=== Do this ===
Copy out each line containing "text" from the entries below.

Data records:

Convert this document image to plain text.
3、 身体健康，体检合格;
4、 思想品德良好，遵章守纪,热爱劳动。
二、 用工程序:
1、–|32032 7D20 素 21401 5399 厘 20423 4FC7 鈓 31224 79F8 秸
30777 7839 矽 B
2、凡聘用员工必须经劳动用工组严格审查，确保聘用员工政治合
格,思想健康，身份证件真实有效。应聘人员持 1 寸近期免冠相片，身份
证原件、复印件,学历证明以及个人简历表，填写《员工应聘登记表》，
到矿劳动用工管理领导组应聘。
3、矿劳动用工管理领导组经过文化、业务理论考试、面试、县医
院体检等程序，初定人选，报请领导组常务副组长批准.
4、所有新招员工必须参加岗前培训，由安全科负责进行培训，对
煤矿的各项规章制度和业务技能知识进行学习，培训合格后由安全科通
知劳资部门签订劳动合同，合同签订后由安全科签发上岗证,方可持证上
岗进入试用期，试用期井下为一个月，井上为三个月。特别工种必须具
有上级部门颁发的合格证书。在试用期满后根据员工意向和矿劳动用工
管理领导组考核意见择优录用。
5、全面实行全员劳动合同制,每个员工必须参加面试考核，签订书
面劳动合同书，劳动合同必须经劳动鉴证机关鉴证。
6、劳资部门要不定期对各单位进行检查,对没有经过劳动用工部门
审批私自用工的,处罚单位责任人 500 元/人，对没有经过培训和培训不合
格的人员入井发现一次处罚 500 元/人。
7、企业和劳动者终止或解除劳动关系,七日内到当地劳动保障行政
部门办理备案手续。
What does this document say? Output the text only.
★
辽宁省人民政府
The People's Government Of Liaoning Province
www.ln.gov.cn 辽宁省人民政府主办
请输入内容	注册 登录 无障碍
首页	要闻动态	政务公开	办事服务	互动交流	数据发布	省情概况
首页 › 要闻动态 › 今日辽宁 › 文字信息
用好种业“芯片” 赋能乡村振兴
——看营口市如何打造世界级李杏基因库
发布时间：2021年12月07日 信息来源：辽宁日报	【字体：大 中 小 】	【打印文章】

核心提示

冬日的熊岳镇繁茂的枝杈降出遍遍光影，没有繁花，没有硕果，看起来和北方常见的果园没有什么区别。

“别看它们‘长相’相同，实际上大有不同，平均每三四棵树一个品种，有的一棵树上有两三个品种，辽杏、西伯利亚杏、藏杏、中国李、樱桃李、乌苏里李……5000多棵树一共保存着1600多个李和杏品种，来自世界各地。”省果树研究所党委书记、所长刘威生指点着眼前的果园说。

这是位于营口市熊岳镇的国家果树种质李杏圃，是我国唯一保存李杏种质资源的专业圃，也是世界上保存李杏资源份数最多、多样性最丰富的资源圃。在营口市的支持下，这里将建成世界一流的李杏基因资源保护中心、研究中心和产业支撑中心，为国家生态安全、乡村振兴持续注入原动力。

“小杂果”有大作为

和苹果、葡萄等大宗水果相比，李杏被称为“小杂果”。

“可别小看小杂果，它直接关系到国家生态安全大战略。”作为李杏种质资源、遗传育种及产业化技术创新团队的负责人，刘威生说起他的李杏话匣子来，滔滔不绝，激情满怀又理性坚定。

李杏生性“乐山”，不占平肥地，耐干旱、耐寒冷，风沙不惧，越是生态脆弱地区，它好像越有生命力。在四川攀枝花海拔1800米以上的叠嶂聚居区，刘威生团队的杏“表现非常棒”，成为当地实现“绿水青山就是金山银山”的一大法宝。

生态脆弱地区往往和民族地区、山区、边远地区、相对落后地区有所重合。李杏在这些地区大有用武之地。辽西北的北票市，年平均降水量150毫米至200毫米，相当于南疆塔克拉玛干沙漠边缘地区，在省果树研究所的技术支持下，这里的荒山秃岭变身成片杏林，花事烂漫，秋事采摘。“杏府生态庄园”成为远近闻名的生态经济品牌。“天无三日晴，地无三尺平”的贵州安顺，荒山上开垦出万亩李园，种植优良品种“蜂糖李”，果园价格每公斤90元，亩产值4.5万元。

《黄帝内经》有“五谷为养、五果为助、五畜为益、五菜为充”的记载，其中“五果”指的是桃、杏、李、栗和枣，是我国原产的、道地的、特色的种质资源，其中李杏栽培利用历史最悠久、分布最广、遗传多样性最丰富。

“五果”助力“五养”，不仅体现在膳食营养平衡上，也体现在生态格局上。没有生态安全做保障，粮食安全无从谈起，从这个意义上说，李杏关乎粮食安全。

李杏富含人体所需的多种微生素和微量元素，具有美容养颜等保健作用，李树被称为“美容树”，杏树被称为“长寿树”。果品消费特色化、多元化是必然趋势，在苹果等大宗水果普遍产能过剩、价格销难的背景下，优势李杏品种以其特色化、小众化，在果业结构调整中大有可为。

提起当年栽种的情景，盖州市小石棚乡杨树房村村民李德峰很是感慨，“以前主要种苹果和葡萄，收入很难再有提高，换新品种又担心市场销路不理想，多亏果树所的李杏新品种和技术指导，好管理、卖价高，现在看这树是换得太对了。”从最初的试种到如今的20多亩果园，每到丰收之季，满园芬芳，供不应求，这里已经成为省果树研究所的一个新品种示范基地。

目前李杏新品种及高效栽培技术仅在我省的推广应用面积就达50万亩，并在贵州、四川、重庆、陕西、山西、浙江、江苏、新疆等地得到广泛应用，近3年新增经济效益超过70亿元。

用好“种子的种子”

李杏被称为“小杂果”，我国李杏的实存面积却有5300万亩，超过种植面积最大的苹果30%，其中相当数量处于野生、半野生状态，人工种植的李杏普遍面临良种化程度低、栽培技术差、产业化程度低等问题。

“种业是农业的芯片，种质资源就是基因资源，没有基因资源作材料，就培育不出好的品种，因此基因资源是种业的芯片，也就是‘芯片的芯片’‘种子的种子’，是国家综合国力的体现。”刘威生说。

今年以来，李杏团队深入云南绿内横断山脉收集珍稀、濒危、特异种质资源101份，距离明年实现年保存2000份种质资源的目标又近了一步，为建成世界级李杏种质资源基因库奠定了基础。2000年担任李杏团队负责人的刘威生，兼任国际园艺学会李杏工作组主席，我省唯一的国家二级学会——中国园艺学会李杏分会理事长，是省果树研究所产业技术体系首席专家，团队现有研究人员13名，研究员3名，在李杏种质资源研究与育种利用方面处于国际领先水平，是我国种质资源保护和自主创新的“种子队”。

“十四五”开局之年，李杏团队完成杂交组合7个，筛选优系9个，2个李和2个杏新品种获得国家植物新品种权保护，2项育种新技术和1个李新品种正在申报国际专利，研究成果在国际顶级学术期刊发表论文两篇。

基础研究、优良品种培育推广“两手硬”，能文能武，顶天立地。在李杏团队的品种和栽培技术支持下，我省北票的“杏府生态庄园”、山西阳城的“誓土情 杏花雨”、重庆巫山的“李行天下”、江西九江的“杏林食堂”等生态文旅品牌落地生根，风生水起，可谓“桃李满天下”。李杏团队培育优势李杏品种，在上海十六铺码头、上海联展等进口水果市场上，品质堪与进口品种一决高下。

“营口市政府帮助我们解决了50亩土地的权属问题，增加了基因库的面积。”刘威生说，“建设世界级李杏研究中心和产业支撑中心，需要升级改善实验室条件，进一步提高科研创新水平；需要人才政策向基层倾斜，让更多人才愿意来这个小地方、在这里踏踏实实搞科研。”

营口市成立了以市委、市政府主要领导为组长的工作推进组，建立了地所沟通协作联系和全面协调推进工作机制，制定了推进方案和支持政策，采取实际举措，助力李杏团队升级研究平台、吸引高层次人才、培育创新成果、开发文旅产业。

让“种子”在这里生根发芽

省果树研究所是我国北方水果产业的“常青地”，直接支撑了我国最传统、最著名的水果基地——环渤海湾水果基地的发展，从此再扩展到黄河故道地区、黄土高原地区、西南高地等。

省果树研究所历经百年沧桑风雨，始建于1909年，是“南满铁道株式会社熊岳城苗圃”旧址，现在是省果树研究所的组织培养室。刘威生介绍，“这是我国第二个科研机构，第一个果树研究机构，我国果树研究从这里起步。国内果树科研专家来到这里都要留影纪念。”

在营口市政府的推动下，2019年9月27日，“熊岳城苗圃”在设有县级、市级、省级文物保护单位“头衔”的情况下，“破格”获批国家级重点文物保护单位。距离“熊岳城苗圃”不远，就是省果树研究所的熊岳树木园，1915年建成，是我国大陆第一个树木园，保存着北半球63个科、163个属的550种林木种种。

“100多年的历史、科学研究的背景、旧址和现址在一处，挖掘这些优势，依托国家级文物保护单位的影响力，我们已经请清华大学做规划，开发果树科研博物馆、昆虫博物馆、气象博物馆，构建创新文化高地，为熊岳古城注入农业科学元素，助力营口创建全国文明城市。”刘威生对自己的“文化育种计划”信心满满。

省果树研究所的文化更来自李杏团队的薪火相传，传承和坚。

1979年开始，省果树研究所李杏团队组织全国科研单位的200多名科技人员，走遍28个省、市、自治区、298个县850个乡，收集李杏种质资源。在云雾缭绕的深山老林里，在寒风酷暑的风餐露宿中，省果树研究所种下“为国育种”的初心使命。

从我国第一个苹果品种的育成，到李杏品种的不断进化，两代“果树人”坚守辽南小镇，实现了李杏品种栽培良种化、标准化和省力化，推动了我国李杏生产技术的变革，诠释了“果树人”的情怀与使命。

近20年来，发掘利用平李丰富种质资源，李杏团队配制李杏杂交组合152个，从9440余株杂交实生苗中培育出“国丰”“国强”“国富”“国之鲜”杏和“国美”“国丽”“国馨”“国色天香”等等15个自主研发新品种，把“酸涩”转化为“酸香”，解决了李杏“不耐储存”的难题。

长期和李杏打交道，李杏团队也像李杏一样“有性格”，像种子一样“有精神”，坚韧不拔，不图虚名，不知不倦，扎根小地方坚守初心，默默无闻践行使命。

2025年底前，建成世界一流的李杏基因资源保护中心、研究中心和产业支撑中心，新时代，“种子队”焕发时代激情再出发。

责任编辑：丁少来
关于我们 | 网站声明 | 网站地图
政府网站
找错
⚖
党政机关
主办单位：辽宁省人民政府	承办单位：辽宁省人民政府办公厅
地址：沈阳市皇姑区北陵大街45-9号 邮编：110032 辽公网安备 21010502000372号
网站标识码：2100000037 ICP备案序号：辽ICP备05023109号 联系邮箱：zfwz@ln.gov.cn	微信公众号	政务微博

=== Written answer ===
Convert this document image to plain text.
What does this document say? Output the text only.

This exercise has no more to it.